Goal
Copy out all the lines in the records that include the word "panel".

>>>

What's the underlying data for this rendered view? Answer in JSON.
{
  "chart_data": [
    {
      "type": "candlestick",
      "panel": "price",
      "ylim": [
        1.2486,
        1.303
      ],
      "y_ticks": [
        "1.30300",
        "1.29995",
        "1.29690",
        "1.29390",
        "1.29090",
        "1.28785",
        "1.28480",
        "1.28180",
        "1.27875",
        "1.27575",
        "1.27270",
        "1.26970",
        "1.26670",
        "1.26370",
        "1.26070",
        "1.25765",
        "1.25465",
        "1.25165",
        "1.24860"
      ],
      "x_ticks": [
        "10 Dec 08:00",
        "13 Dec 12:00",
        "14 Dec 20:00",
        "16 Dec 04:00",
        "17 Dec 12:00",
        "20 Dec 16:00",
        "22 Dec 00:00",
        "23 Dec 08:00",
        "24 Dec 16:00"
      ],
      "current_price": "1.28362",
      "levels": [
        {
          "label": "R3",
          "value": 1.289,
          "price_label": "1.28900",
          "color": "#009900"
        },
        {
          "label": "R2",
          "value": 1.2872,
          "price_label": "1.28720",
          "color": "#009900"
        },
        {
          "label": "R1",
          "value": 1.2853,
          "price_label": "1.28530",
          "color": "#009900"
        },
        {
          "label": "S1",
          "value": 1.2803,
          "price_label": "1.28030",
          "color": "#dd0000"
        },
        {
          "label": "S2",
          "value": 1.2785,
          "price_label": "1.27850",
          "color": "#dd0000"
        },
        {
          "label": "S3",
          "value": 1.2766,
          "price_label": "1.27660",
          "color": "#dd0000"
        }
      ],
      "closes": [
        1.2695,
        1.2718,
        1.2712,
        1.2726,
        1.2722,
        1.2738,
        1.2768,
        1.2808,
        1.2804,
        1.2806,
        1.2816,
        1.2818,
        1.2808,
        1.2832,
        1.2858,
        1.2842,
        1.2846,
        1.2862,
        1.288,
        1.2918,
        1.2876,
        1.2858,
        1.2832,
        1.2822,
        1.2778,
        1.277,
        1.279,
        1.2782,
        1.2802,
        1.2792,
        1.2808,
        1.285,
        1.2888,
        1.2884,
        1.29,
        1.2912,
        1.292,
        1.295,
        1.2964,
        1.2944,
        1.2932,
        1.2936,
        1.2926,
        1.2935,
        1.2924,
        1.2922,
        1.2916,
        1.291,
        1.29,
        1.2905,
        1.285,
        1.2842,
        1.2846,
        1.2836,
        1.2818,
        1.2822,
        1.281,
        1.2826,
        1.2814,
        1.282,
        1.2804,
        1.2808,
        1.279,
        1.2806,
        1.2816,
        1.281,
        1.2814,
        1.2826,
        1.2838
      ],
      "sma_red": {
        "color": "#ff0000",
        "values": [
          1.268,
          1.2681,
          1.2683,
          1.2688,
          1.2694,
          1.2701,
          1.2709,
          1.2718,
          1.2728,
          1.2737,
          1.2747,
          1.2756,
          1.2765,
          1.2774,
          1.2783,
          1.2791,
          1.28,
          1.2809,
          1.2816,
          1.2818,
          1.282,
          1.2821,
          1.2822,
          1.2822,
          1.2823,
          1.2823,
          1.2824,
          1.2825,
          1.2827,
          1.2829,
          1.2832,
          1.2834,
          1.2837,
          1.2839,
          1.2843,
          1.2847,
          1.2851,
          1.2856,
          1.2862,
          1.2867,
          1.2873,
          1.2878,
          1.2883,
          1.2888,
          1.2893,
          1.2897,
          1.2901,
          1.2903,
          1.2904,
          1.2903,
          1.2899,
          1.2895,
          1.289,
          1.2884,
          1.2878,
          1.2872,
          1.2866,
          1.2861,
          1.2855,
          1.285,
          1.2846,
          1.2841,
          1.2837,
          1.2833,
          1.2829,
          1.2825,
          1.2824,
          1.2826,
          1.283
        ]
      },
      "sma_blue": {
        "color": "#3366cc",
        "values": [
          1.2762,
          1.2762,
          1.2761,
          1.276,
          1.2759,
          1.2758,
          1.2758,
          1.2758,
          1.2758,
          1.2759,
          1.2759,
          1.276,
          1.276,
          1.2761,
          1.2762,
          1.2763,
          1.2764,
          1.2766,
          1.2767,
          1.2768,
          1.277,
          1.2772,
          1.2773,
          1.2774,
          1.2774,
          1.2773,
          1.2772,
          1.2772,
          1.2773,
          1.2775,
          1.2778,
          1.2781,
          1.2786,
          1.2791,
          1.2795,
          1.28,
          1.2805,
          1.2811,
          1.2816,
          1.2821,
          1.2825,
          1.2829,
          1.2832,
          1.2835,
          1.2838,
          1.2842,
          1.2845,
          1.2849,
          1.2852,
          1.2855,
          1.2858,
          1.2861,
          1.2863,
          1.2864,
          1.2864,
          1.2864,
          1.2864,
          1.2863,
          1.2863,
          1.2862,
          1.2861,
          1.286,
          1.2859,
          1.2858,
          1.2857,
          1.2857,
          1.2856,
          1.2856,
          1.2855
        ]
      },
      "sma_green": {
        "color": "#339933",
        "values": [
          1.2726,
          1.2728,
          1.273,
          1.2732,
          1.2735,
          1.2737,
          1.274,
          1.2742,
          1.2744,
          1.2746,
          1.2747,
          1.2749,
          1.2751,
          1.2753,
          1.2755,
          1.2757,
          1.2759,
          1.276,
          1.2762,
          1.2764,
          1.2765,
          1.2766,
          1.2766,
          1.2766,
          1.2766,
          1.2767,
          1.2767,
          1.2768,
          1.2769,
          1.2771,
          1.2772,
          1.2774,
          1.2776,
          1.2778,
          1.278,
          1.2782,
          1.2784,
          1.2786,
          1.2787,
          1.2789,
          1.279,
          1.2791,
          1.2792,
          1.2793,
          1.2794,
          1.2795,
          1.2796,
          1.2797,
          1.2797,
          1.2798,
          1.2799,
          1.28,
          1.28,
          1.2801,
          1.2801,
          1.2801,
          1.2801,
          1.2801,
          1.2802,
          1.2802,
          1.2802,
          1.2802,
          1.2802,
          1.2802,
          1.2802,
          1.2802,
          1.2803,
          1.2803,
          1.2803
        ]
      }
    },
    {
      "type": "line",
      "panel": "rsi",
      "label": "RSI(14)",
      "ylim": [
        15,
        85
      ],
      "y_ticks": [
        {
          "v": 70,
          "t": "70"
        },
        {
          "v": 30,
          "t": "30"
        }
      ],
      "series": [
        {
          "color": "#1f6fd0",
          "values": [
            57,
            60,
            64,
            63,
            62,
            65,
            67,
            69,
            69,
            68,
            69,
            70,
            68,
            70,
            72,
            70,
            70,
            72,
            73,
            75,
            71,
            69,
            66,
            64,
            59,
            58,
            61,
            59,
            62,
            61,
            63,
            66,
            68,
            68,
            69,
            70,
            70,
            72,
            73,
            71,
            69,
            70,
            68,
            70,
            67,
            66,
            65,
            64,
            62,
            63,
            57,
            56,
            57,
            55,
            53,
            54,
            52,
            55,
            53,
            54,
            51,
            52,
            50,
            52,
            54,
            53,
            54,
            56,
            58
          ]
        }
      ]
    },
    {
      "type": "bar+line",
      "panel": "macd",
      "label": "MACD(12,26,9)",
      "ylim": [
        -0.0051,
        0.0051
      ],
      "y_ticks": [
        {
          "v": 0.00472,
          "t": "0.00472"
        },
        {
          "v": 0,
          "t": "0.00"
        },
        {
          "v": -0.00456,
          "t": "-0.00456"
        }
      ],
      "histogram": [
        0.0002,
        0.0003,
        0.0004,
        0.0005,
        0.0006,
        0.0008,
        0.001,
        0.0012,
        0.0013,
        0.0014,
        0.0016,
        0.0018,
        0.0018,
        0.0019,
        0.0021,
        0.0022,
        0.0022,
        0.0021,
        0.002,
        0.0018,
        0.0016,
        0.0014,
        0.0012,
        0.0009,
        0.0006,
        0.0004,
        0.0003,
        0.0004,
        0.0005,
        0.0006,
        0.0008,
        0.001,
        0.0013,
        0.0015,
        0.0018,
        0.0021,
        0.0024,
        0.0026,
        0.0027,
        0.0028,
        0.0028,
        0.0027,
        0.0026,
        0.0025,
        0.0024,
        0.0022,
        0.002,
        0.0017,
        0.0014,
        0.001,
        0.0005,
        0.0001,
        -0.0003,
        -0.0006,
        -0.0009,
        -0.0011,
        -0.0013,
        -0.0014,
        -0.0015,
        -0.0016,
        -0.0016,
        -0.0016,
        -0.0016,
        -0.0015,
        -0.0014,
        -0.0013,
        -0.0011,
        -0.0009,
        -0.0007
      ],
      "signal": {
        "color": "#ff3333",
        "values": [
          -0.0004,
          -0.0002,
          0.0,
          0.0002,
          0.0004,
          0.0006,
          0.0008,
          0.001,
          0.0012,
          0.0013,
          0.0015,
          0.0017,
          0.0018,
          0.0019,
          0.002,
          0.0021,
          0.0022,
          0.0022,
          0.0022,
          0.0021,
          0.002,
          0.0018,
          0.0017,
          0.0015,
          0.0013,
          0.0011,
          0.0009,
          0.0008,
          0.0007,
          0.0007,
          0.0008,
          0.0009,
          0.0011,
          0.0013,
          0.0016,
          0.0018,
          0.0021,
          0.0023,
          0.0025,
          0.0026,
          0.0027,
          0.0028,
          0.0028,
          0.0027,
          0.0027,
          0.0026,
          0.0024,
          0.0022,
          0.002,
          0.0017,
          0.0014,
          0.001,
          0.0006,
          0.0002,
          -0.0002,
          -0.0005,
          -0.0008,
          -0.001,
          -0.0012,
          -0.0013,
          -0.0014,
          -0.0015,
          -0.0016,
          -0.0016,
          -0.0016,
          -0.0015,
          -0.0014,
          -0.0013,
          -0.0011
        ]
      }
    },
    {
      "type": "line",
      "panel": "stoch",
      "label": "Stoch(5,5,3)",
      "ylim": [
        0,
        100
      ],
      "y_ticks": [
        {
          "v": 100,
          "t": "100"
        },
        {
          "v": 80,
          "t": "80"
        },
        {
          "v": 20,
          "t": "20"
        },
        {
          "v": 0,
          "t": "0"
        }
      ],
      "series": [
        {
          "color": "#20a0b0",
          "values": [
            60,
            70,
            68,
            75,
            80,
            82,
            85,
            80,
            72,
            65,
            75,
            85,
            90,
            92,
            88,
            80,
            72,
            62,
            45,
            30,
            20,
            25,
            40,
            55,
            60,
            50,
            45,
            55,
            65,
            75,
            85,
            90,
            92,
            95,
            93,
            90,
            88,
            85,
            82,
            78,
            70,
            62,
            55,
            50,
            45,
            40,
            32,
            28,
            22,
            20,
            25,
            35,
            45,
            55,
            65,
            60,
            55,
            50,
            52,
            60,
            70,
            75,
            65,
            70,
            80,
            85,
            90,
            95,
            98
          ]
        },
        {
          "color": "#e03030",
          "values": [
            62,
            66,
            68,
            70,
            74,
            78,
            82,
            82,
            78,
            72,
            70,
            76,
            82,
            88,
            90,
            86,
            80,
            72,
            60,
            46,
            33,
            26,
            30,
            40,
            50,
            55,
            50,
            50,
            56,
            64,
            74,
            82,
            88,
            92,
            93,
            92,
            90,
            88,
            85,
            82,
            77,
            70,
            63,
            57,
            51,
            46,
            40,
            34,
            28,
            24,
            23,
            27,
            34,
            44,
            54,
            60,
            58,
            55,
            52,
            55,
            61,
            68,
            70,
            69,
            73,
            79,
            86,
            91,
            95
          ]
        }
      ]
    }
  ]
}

<<<

The solution
      "panel": "price",
      "panel": "rsi",
      "panel": "macd",
      "panel": "stoch",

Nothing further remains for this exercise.